Identify each line holding the string "Калининградской" and copy it.

>> BEGIN

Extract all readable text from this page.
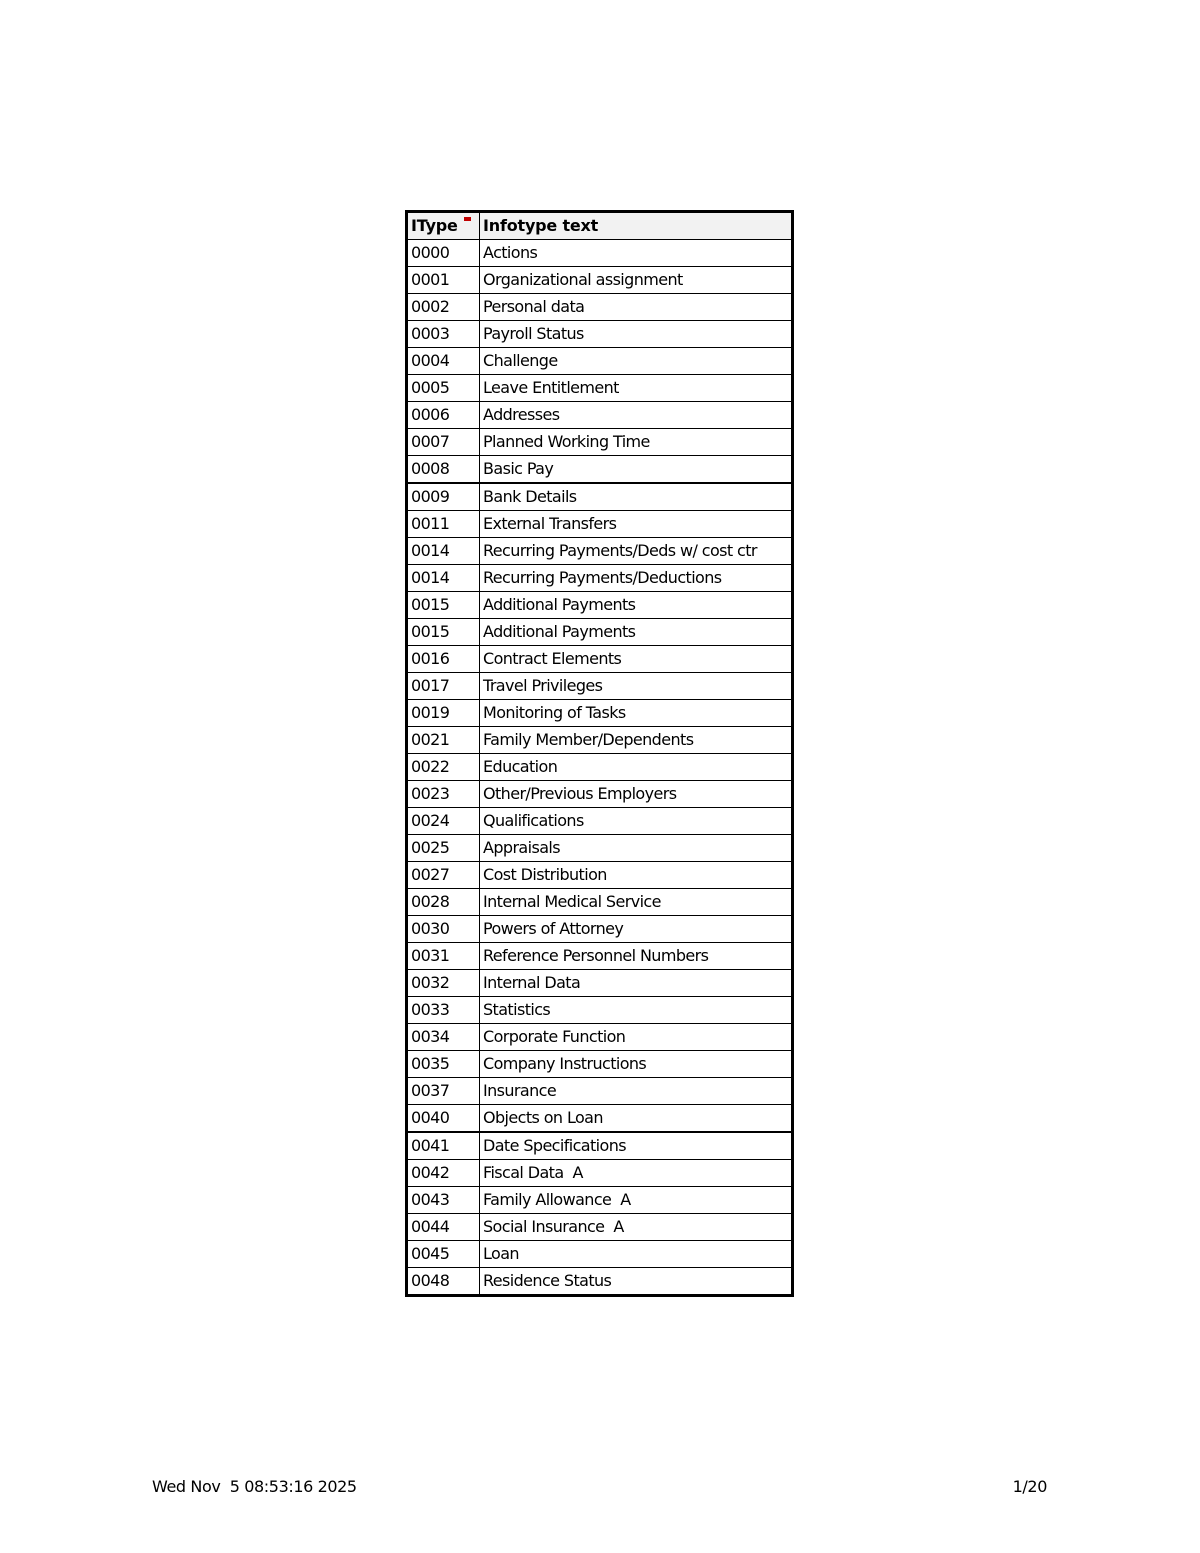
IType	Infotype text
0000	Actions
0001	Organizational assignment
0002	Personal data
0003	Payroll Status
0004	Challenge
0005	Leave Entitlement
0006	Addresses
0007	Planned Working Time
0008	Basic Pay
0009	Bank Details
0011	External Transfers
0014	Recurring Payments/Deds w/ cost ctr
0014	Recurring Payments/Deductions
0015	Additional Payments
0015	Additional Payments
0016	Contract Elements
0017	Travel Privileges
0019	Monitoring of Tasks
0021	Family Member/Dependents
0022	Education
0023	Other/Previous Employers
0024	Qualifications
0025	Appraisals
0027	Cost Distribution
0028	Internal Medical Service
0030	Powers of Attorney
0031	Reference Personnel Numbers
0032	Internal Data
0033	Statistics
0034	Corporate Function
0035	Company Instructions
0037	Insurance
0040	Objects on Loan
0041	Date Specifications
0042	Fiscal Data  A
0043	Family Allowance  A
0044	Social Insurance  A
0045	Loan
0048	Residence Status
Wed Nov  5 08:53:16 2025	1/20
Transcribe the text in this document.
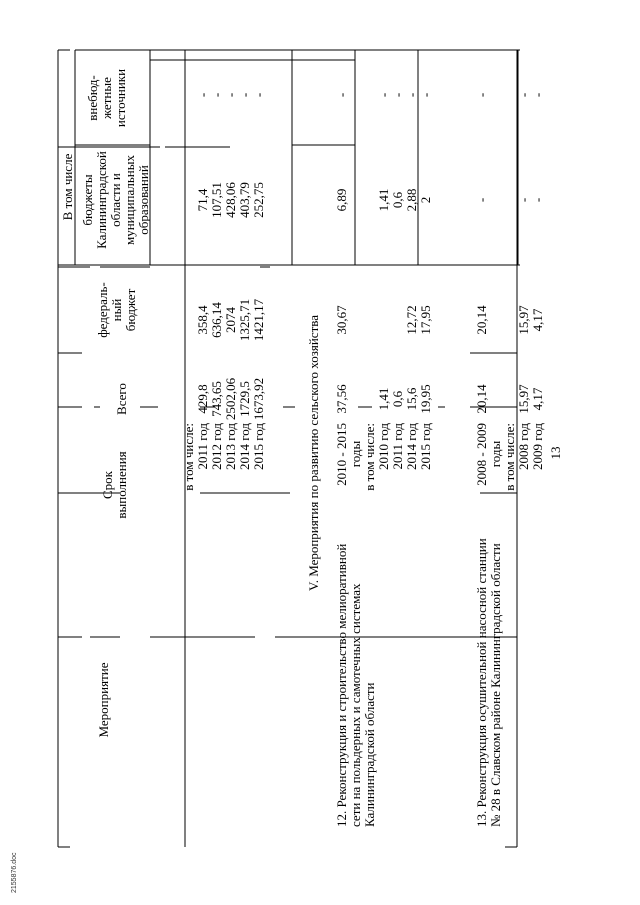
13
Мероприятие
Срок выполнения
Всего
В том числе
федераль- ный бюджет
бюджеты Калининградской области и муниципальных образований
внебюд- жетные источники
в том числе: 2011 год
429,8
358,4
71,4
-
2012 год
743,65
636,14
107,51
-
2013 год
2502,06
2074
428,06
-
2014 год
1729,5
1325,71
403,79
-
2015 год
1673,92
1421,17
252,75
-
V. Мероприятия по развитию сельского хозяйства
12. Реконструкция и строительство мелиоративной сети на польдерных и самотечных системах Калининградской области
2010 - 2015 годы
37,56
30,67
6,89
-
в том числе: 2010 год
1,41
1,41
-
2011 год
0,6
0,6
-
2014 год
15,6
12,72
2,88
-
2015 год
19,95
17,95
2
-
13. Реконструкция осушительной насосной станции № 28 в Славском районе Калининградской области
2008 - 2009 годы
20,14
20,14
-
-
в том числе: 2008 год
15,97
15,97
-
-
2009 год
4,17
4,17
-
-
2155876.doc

>> END

| Solution to the problem |
бюджеты Калининградской области и муниципальных образований
12. Реконструкция и строительство мелиоративной сети на польдерных и самотечных системах Калининградской области
13. Реконструкция осушительной насосной станции № 28 в Славском районе Калининградской области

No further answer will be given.